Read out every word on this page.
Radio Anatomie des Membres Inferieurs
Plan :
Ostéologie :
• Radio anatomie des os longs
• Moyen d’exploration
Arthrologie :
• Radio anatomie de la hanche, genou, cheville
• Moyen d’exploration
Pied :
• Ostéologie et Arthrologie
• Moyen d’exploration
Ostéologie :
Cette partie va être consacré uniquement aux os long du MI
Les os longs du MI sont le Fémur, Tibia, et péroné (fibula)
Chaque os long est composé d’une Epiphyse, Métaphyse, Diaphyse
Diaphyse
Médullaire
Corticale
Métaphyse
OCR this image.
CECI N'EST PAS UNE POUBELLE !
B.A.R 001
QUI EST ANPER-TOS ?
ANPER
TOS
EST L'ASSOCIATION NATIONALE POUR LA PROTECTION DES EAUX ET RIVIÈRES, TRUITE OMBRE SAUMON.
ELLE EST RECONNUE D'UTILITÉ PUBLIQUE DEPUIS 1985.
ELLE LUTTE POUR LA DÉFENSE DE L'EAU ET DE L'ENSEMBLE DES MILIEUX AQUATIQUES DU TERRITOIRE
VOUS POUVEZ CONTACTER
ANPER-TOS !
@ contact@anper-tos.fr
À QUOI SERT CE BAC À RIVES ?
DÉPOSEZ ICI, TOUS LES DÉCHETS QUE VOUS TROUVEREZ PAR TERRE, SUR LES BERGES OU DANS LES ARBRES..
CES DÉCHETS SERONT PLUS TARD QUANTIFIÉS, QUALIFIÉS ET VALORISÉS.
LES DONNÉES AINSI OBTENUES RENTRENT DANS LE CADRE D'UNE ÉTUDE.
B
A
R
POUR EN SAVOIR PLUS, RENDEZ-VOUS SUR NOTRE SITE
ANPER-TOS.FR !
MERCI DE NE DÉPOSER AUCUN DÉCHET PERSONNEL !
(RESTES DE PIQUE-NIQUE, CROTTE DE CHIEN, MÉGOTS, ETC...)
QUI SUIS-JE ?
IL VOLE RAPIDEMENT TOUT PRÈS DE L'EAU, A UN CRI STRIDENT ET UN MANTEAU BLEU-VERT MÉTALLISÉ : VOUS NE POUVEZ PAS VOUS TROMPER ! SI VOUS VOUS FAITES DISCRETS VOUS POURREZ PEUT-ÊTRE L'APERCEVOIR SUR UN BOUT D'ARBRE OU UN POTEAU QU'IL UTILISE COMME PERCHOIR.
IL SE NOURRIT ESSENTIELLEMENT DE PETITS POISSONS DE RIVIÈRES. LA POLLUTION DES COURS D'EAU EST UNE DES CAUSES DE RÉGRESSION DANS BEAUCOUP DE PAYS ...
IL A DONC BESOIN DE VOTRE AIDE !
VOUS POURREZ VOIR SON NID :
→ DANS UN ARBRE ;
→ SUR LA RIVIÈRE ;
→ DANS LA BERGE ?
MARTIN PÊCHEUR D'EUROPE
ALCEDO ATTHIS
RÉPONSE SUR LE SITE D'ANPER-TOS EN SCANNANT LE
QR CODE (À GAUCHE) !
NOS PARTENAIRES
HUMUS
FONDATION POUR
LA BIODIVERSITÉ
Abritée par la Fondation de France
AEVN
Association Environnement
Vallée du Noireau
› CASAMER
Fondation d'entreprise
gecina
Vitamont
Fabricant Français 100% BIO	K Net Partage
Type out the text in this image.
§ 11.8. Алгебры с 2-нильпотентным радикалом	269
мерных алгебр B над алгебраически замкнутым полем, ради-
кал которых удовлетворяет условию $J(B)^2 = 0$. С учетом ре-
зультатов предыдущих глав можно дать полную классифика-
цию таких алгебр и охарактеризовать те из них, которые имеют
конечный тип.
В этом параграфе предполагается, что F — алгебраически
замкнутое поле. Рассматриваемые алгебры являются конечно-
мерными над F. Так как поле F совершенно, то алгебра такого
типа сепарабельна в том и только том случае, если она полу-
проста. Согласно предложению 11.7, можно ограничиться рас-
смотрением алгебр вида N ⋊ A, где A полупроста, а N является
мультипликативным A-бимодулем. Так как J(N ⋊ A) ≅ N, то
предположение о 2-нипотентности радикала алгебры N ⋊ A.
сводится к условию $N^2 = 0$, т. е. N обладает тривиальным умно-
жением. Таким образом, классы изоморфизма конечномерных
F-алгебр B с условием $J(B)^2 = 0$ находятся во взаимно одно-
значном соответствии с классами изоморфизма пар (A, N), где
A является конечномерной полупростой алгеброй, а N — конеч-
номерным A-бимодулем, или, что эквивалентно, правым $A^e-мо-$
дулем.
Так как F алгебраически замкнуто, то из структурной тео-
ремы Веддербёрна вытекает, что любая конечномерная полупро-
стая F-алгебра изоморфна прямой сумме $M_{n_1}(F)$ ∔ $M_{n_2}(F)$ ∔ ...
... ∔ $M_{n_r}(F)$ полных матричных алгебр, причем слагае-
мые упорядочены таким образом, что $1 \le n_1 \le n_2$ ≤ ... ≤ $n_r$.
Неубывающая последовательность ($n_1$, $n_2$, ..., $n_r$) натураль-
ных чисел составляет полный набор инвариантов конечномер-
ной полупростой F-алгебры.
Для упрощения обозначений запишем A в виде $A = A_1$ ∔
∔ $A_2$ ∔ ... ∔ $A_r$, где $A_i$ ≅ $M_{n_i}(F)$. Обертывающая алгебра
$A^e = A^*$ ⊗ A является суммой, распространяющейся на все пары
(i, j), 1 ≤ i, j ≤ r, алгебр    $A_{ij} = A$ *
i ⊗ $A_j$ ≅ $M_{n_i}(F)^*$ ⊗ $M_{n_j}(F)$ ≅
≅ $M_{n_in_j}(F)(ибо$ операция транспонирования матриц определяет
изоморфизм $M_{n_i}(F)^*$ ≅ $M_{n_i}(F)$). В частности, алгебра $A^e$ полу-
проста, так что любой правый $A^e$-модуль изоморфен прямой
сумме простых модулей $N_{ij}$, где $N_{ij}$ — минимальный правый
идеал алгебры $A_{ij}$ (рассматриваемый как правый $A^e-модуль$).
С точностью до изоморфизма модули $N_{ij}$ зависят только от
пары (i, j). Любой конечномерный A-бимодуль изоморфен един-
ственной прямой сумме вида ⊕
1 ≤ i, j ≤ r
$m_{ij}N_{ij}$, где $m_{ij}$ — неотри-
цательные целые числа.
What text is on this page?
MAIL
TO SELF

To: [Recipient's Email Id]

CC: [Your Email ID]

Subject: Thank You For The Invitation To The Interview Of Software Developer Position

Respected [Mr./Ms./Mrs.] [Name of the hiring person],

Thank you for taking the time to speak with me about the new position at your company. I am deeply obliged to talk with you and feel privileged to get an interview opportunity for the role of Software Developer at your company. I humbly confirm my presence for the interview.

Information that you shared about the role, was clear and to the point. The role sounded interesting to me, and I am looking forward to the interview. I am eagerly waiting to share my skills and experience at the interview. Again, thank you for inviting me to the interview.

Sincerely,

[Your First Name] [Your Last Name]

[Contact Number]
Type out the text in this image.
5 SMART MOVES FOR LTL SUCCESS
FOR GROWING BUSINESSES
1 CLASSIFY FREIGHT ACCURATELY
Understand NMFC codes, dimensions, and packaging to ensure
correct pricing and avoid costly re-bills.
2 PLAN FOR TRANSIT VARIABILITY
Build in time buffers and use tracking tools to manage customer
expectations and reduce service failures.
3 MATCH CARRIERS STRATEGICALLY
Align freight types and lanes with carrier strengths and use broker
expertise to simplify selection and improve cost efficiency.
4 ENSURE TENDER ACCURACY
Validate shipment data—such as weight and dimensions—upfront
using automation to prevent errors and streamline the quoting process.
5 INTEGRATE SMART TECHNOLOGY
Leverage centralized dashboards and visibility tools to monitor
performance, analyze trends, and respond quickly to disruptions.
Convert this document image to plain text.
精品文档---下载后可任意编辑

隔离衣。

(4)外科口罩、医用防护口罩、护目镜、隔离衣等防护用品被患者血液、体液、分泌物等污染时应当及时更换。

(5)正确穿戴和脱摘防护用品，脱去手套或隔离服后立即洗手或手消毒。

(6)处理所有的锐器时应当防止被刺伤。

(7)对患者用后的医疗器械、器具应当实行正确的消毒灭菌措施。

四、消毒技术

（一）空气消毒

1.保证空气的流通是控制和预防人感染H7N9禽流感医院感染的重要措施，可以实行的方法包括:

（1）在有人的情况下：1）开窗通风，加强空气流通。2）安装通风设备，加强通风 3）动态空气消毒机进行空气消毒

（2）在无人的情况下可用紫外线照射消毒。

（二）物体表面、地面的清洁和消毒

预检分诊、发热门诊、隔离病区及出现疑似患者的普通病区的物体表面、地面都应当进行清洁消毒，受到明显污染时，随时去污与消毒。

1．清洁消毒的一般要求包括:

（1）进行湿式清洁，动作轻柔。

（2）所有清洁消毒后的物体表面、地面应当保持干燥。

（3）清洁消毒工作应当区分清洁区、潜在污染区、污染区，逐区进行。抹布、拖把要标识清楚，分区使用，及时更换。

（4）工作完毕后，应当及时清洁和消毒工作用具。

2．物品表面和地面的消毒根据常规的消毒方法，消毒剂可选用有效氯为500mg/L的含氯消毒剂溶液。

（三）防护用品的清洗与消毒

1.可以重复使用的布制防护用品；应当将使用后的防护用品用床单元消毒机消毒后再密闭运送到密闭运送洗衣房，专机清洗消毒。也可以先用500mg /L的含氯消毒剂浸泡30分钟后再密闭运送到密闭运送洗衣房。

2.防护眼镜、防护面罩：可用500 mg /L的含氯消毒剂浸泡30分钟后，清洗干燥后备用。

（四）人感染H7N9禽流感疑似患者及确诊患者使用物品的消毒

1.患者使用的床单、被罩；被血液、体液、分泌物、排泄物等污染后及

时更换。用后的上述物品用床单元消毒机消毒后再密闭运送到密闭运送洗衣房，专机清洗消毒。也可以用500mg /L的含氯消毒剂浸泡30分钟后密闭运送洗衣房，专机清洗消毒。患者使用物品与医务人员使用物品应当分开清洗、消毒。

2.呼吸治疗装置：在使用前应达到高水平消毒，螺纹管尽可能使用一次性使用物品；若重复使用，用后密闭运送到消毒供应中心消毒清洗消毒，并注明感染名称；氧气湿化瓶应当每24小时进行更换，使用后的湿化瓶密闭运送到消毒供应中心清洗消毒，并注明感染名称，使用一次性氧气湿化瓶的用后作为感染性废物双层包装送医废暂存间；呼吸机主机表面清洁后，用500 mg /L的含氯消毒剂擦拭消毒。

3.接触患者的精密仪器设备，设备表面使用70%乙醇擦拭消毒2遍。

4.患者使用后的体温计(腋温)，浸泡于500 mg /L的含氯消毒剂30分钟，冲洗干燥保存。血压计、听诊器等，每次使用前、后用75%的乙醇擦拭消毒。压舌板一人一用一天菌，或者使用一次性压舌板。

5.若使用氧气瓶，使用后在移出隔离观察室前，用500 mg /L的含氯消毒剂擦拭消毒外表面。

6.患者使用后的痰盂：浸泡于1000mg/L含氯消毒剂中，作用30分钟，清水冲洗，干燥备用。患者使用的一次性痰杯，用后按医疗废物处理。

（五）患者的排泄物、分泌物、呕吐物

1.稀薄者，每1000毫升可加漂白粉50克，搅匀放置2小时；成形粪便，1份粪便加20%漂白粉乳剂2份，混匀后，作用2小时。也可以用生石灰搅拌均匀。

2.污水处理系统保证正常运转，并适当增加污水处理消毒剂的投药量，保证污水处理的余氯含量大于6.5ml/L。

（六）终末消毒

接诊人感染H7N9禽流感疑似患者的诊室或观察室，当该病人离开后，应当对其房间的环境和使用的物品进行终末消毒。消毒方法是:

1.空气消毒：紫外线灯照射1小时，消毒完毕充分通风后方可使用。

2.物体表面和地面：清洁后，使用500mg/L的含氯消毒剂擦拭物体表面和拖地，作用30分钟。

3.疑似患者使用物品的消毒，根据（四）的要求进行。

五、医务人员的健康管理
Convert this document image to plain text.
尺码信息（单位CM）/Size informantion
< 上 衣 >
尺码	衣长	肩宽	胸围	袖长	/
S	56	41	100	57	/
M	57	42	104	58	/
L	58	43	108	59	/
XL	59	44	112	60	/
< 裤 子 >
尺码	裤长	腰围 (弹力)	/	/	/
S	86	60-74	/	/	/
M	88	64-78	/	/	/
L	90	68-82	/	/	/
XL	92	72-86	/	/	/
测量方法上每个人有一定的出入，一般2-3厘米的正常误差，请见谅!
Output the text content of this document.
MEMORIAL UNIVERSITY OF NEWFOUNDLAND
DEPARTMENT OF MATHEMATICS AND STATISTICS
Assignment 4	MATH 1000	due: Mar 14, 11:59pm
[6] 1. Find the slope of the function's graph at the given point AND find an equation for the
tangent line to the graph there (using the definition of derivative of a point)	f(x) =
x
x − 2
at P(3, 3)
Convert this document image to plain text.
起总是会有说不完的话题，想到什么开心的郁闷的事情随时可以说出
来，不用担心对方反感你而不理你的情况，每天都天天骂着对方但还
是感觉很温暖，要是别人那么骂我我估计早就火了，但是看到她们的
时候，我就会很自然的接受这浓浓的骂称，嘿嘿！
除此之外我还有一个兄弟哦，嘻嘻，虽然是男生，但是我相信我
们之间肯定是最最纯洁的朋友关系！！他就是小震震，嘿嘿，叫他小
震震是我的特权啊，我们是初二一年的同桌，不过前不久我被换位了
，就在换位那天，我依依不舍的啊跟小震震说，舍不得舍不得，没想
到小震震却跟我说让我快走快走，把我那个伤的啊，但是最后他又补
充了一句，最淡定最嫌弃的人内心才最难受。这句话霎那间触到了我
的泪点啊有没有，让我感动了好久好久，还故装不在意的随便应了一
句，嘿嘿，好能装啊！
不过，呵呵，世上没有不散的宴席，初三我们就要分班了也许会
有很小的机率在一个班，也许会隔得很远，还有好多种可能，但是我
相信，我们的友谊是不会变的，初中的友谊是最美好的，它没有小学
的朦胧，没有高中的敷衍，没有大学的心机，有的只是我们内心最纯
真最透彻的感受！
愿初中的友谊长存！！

++++

Keep only the lines that hold the string "SITE", and copy them out.

POUR EN SAVOIR PLUS, RENDEZ-VOUS SUR NOTRE SITE
RÉPONSE SUR LE SITE D'ANPER-TOS EN SCANNANT LE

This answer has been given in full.